* AIM *
Answer with one number: the count of lines in the listing below that hold the word "name".

Figure data in JSON:
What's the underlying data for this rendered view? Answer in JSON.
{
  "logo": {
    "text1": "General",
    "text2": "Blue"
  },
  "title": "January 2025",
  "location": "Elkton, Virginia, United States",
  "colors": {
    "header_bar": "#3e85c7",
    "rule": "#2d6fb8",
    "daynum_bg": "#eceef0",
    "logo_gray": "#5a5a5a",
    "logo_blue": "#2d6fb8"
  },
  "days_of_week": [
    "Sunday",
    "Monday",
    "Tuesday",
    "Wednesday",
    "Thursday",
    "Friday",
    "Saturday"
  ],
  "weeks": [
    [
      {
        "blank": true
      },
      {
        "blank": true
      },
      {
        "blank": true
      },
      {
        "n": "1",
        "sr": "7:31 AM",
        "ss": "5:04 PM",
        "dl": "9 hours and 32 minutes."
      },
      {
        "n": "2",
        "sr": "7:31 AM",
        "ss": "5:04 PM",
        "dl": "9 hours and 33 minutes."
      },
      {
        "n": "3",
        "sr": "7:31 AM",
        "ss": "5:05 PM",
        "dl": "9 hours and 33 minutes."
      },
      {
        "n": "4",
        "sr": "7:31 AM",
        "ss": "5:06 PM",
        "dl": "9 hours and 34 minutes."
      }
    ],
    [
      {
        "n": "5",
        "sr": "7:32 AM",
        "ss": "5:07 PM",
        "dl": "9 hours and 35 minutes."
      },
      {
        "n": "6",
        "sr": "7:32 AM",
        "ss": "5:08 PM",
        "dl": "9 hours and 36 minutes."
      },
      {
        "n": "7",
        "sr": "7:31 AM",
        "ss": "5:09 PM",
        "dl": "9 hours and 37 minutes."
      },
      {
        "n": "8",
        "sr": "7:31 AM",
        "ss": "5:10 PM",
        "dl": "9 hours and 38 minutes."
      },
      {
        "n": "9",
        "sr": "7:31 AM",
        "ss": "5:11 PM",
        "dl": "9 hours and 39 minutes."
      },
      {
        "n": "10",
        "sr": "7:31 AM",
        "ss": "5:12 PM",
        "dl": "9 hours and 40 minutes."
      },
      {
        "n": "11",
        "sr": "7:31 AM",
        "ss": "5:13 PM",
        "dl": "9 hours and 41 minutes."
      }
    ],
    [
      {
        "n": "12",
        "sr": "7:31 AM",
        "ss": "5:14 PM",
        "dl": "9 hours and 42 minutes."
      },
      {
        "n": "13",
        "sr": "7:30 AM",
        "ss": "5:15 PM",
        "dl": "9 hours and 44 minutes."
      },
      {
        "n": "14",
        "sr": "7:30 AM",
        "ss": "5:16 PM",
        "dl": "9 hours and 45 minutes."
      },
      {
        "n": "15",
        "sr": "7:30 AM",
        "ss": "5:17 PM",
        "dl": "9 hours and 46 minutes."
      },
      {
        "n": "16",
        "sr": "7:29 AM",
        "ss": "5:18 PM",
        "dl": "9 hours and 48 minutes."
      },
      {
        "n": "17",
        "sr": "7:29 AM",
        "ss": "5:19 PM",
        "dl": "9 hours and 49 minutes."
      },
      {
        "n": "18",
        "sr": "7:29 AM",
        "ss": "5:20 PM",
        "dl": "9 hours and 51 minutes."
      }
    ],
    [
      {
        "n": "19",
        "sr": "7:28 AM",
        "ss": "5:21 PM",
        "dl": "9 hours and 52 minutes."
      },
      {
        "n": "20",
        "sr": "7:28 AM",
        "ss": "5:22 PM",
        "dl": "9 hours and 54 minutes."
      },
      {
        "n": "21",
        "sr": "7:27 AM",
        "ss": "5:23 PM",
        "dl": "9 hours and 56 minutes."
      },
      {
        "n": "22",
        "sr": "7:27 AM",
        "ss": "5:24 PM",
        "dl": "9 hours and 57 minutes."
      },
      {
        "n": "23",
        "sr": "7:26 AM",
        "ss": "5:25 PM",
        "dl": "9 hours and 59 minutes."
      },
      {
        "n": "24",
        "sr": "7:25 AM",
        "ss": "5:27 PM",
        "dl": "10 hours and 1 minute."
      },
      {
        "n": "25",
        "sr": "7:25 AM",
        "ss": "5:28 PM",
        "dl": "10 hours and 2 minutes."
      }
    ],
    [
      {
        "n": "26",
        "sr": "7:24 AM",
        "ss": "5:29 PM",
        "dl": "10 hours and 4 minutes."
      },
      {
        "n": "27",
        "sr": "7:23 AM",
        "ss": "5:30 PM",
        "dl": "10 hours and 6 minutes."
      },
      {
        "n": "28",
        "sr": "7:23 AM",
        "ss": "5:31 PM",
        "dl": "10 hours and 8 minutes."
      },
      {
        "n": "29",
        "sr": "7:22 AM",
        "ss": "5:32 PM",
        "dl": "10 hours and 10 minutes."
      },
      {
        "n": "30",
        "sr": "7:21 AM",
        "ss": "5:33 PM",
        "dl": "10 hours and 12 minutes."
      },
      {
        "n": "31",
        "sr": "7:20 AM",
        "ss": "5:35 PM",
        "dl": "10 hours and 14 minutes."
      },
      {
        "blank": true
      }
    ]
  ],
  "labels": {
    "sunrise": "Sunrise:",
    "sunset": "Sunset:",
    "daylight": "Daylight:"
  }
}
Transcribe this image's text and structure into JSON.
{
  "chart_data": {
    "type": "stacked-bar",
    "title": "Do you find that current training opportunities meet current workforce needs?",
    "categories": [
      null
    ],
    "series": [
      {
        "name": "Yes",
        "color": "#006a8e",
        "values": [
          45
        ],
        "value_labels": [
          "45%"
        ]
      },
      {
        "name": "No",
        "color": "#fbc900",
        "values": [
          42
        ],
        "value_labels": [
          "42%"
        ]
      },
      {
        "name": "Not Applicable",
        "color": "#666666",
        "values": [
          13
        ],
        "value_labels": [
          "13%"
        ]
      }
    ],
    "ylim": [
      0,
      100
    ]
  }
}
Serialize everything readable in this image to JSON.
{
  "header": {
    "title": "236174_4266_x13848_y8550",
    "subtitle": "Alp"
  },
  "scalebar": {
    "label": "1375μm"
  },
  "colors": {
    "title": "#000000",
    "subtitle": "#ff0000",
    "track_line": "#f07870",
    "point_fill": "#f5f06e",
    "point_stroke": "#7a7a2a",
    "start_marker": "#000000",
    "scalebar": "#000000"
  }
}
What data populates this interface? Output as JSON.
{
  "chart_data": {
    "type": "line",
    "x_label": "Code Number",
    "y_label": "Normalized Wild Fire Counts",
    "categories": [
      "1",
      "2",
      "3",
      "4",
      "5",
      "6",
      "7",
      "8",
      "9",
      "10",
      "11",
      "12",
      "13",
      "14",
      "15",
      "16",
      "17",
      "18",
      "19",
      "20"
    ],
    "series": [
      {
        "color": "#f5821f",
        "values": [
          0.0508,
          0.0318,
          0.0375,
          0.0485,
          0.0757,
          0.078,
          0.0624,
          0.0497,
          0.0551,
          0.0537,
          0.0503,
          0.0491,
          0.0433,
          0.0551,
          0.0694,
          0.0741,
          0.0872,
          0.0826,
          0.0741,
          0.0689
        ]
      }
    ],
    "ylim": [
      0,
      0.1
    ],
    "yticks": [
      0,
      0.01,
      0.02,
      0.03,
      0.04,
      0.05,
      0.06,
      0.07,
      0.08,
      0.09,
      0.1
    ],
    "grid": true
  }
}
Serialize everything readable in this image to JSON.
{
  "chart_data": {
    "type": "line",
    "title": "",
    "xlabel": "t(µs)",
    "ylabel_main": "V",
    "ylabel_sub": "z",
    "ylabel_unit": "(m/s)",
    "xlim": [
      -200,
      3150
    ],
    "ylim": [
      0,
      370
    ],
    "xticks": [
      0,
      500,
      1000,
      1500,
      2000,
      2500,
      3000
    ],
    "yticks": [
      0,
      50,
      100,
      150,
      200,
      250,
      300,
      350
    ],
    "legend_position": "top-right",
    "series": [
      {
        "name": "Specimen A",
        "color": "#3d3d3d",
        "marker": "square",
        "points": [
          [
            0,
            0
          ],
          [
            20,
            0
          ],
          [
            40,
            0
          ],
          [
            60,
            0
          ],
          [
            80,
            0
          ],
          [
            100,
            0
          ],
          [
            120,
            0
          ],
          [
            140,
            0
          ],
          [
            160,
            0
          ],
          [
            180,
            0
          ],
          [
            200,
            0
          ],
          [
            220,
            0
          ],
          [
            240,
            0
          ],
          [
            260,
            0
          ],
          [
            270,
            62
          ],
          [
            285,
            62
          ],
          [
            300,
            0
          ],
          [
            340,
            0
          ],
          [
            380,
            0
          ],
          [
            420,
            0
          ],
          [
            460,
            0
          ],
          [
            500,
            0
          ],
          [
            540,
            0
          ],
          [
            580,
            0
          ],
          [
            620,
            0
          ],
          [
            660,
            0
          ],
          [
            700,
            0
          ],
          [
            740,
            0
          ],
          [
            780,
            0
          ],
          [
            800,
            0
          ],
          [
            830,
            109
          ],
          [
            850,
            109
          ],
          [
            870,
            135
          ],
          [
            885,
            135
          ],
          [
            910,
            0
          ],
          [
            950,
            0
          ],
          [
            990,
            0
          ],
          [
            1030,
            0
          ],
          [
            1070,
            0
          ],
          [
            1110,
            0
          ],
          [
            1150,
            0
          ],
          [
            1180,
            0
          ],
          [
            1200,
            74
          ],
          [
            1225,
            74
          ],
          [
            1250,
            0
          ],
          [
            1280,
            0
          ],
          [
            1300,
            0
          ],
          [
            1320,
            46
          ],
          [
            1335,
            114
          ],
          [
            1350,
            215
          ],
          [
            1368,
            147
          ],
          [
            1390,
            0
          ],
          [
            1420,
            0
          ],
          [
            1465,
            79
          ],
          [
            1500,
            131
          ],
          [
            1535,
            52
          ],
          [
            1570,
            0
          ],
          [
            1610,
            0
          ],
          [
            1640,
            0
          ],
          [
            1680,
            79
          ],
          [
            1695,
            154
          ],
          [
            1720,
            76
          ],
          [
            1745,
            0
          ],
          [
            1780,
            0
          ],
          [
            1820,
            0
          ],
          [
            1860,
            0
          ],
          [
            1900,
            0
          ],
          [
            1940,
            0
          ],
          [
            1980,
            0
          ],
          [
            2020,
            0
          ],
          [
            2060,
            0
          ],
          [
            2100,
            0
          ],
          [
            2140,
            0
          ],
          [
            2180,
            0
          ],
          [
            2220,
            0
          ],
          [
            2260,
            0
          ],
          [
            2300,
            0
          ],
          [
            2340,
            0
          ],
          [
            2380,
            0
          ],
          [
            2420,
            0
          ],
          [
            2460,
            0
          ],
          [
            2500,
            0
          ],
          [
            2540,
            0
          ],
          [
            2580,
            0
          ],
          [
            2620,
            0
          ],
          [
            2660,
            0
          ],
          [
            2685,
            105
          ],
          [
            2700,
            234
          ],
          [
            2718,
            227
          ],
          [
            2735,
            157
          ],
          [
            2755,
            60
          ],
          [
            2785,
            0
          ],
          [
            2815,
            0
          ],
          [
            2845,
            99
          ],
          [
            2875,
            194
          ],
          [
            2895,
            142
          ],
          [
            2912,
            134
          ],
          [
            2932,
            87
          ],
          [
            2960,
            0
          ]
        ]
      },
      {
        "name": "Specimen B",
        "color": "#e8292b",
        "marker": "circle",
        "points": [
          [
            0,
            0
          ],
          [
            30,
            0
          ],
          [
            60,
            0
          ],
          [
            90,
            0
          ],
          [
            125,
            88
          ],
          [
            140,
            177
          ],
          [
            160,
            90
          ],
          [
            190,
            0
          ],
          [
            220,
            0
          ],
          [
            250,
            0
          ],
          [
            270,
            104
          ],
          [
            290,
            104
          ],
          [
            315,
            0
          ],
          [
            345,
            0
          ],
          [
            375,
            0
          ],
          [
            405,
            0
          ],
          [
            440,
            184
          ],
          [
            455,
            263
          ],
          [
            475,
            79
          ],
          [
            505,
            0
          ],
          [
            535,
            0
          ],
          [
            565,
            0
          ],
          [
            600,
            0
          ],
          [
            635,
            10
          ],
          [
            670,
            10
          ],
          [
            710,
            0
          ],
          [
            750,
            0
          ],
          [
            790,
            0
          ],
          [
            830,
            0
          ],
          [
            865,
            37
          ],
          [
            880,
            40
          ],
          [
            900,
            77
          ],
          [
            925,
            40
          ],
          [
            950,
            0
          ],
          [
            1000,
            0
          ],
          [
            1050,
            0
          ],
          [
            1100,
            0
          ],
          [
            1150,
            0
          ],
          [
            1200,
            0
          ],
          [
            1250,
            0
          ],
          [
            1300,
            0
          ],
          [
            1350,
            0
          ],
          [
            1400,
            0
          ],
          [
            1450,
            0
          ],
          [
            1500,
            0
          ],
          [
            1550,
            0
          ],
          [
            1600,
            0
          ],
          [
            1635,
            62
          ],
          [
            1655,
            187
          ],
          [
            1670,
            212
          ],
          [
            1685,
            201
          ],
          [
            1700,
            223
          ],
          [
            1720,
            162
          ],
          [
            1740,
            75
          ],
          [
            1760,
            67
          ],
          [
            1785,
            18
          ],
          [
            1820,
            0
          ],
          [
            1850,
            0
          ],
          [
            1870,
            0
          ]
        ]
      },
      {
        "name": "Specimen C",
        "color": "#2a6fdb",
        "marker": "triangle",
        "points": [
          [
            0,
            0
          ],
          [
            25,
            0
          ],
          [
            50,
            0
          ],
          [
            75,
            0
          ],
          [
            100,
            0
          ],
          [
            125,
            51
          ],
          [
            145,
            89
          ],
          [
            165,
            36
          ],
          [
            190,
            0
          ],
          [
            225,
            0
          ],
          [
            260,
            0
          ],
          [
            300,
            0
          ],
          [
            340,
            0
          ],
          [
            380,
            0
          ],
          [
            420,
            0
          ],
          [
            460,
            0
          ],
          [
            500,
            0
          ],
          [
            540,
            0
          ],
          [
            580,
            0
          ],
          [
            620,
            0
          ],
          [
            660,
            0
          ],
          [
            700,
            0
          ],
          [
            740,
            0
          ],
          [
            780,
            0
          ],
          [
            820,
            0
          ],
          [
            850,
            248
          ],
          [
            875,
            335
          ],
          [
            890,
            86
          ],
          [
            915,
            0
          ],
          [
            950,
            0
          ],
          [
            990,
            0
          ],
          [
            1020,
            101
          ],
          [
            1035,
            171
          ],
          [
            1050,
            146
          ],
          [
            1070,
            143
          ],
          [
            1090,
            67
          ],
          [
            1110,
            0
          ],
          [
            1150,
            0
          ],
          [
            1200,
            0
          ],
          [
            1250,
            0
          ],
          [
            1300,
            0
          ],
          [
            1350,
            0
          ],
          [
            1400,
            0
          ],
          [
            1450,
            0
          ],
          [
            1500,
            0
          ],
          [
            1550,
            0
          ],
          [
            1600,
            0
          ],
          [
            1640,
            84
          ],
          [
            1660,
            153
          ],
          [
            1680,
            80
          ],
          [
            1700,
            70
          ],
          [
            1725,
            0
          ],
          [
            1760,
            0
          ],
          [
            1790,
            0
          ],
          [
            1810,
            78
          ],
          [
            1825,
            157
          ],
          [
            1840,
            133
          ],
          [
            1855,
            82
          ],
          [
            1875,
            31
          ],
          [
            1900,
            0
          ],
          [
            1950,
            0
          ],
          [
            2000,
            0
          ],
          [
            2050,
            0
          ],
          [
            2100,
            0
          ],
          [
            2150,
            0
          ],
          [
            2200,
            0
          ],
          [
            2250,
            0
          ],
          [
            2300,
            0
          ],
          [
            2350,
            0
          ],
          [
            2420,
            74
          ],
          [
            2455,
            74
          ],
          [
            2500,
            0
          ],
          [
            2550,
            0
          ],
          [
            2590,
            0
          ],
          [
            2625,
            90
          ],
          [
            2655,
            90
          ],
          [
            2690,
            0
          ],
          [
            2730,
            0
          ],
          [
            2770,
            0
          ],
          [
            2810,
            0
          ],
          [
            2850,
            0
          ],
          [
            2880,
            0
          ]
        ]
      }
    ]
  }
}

* OUTPUT FOR THIS TASK *
6